● **Exercise objective**
Print the records below word for word, but leave out the pictures.

● **Given data**
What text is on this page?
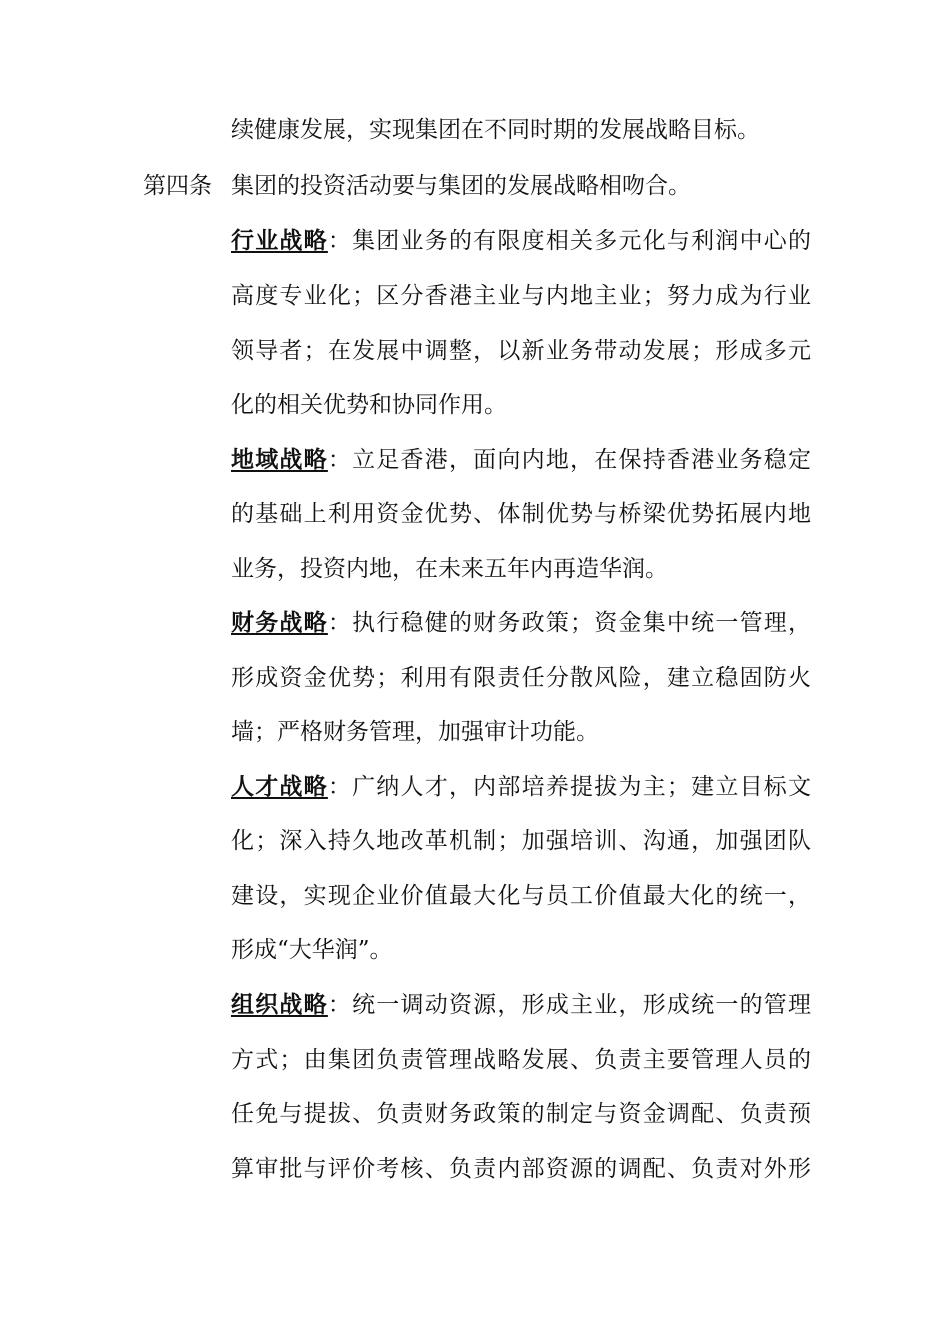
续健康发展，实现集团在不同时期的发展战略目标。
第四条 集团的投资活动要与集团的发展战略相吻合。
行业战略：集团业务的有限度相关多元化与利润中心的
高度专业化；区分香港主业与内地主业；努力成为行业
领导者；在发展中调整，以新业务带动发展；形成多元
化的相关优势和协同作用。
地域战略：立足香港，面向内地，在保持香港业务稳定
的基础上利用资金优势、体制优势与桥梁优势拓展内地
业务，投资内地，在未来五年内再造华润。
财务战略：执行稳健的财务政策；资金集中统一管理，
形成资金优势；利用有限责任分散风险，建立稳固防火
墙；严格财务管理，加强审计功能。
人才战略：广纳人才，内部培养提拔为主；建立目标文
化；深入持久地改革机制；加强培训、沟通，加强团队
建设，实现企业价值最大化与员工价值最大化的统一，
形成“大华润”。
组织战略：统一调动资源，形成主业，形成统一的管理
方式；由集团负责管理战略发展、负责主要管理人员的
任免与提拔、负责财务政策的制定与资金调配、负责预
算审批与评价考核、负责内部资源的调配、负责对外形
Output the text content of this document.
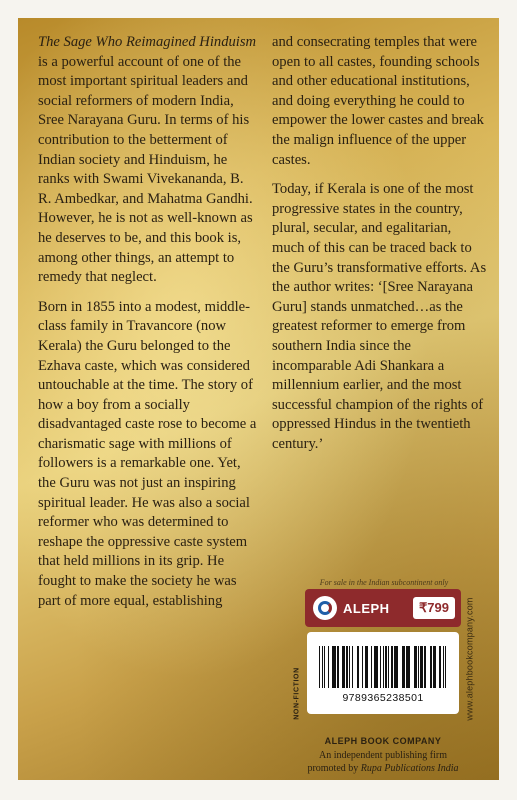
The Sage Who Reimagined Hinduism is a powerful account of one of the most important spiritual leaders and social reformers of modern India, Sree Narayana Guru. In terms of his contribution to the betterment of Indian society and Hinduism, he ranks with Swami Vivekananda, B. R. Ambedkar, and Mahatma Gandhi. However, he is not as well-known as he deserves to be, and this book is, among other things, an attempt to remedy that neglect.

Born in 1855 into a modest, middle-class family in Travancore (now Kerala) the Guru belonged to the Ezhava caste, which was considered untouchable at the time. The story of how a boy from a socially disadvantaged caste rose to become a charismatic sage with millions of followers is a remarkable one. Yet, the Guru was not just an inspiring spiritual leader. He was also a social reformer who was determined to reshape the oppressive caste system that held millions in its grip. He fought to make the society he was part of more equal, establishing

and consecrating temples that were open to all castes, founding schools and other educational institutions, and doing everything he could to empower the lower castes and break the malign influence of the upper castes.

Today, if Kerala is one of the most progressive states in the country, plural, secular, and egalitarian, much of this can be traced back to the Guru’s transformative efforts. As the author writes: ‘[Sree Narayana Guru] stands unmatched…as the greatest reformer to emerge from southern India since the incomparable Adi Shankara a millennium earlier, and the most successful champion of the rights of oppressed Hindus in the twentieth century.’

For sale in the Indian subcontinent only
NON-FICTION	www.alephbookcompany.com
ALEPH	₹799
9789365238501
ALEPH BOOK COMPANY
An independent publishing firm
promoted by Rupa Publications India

● **Output for this exercise**
What text is on this page?
续健康发展，实现集团在不同时期的发展战略目标。
第四条 集团的投资活动要与集团的发展战略相吻合。
行业战略：集团业务的有限度相关多元化与利润中心的
高度专业化；区分香港主业与内地主业；努力成为行业
领导者；在发展中调整，以新业务带动发展；形成多元
化的相关优势和协同作用。
地域战略：立足香港，面向内地，在保持香港业务稳定
的基础上利用资金优势、体制优势与桥梁优势拓展内地
业务，投资内地，在未来五年内再造华润。
财务战略：执行稳健的财务政策；资金集中统一管理，
形成资金优势；利用有限责任分散风险，建立稳固防火
墙；严格财务管理，加强审计功能。
人才战略：广纳人才，内部培养提拔为主；建立目标文
化；深入持久地改革机制；加强培训、沟通，加强团队
建设，实现企业价值最大化与员工价值最大化的统一，
形成“大华润”。
组织战略：统一调动资源，形成主业，形成统一的管理
方式；由集团负责管理战略发展、负责主要管理人员的
任免与提拔、负责财务政策的制定与资金调配、负责预
算审批与评价考核、负责内部资源的调配、负责对外形
Output the text content of this document.
The Sage Who Reimagined Hinduism is a powerful account of one of the most important spiritual leaders and social reformers of modern India, Sree Narayana Guru. In terms of his contribution to the betterment of Indian society and Hinduism, he ranks with Swami Vivekananda, B. R. Ambedkar, and Mahatma Gandhi. However, he is not as well-known as he deserves to be, and this book is, among other things, an attempt to remedy that neglect.

Born in 1855 into a modest, middle-class family in Travancore (now Kerala) the Guru belonged to the Ezhava caste, which was considered untouchable at the time. The story of how a boy from a socially disadvantaged caste rose to become a charismatic sage with millions of followers is a remarkable one. Yet, the Guru was not just an inspiring spiritual leader. He was also a social reformer who was determined to reshape the oppressive caste system that held millions in its grip. He fought to make the society he was part of more equal, establishing

and consecrating temples that were open to all castes, founding schools and other educational institutions, and doing everything he could to empower the lower castes and break the malign influence of the upper castes.

Today, if Kerala is one of the most progressive states in the country, plural, secular, and egalitarian, much of this can be traced back to the Guru’s transformative efforts. As the author writes: ‘[Sree Narayana Guru] stands unmatched…as the greatest reformer to emerge from southern India since the incomparable Adi Shankara a millennium earlier, and the most successful champion of the rights of oppressed Hindus in the twentieth century.’

For sale in the Indian subcontinent only
NON-FICTION	www.alephbookcompany.com
ALEPH	₹799
9789365238501
ALEPH BOOK COMPANY
An independent publishing firm
promoted by Rupa Publications India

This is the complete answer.